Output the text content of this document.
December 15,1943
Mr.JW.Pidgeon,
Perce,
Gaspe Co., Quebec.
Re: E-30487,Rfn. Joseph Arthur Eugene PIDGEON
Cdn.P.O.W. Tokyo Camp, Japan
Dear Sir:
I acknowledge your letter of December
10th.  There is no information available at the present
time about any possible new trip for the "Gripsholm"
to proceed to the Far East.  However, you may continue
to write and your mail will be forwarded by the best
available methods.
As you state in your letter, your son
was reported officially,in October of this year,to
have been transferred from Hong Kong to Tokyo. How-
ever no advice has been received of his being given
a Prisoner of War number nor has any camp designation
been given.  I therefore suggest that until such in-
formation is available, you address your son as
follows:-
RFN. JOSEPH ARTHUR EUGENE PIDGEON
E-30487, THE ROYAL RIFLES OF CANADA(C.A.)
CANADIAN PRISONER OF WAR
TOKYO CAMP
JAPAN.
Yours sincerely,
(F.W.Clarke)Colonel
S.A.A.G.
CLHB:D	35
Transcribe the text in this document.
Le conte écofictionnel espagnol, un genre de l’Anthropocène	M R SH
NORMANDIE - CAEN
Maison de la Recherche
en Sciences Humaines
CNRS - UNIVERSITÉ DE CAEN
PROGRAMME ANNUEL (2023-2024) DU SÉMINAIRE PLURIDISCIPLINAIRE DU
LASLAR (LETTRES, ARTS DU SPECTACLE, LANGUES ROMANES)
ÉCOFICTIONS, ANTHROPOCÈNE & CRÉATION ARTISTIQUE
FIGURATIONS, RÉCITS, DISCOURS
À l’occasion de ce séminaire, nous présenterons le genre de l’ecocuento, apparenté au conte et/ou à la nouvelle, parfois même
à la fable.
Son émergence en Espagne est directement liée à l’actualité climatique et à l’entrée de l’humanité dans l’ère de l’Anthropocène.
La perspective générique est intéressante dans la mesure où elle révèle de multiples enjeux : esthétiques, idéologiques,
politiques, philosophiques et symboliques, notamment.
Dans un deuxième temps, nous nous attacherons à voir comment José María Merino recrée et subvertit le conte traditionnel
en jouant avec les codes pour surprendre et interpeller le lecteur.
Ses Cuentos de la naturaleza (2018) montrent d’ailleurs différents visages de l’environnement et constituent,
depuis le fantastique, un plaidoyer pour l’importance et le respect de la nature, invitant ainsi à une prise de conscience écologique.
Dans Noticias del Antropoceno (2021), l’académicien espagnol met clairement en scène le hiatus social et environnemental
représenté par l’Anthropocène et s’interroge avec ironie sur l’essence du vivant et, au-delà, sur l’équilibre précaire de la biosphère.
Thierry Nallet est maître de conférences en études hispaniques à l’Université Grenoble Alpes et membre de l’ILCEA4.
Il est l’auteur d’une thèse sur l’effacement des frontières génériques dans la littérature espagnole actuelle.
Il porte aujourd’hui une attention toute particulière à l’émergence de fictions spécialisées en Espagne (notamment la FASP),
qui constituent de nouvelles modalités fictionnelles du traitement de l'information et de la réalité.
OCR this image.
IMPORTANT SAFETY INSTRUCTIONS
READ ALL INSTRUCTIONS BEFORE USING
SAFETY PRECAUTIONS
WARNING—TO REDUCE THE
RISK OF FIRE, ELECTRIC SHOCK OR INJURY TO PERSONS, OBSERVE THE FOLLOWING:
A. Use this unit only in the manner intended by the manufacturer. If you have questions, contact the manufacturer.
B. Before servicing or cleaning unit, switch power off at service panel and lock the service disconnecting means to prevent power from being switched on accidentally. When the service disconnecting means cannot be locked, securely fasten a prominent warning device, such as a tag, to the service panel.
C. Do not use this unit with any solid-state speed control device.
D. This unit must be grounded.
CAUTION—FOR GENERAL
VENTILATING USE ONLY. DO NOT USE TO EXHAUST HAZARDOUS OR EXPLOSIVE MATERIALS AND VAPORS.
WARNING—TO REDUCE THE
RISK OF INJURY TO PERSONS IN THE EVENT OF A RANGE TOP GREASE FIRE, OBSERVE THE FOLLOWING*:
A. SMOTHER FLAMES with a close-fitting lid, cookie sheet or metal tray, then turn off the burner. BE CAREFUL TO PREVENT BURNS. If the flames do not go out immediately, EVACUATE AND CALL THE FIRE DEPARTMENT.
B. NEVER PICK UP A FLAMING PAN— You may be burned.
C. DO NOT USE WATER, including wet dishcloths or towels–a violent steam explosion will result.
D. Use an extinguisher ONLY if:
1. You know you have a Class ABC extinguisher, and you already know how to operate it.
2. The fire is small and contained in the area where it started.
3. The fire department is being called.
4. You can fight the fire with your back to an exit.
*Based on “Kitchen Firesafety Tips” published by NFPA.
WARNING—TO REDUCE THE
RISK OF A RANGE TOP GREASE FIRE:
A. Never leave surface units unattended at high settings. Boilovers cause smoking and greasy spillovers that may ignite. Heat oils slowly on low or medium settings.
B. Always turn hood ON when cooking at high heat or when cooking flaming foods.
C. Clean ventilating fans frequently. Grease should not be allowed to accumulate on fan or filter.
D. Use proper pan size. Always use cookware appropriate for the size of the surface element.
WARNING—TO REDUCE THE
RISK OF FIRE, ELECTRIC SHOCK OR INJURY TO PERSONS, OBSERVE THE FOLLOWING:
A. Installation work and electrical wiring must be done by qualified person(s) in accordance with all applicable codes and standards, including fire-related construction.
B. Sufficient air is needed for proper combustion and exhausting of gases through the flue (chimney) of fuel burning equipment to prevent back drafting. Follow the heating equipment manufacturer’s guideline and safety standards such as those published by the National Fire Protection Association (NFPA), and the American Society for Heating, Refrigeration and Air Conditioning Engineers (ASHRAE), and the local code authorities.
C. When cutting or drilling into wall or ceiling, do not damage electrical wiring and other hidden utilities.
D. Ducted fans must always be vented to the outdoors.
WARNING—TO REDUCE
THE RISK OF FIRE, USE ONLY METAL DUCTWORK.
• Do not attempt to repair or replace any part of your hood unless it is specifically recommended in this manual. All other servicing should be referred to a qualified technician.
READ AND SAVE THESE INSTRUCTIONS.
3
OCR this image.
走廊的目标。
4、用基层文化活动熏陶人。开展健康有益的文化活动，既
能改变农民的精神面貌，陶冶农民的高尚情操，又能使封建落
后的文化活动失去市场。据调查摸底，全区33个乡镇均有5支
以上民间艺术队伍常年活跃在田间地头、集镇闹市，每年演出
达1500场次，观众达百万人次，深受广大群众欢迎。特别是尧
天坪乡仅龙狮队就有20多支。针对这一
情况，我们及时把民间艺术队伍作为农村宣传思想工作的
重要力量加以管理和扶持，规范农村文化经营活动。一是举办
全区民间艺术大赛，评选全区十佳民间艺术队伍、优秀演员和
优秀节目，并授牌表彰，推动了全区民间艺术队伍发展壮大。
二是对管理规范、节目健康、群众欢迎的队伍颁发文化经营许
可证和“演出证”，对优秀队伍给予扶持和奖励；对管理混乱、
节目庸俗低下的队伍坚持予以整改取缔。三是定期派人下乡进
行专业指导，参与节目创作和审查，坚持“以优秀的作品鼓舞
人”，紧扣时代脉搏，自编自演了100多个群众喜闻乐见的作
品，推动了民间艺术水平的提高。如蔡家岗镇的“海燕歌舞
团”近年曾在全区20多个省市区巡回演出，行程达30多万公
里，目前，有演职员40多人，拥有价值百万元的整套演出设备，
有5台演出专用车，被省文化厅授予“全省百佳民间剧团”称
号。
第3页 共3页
■ ■ ■ ■ ■ ■ ■
#### Stated goal
Keep only those lines of the records that hold "standards", and return them.

#### Complete response
A. Installation work and electrical wiring must be done by qualified person(s) in accordance with all applicable codes and standards, including fire-related construction.
B. Sufficient air is needed for proper combustion and exhausting of gases through the flue (chimney) of fuel burning equipment to prevent back drafting. Follow the heating equipment manufacturer’s guideline and safety standards such as those published by the National Fire Protection Association (NFPA), and the American Society for Heating, Refrigeration and Air Conditioning Engineers (ASHRAE), and the local code authorities.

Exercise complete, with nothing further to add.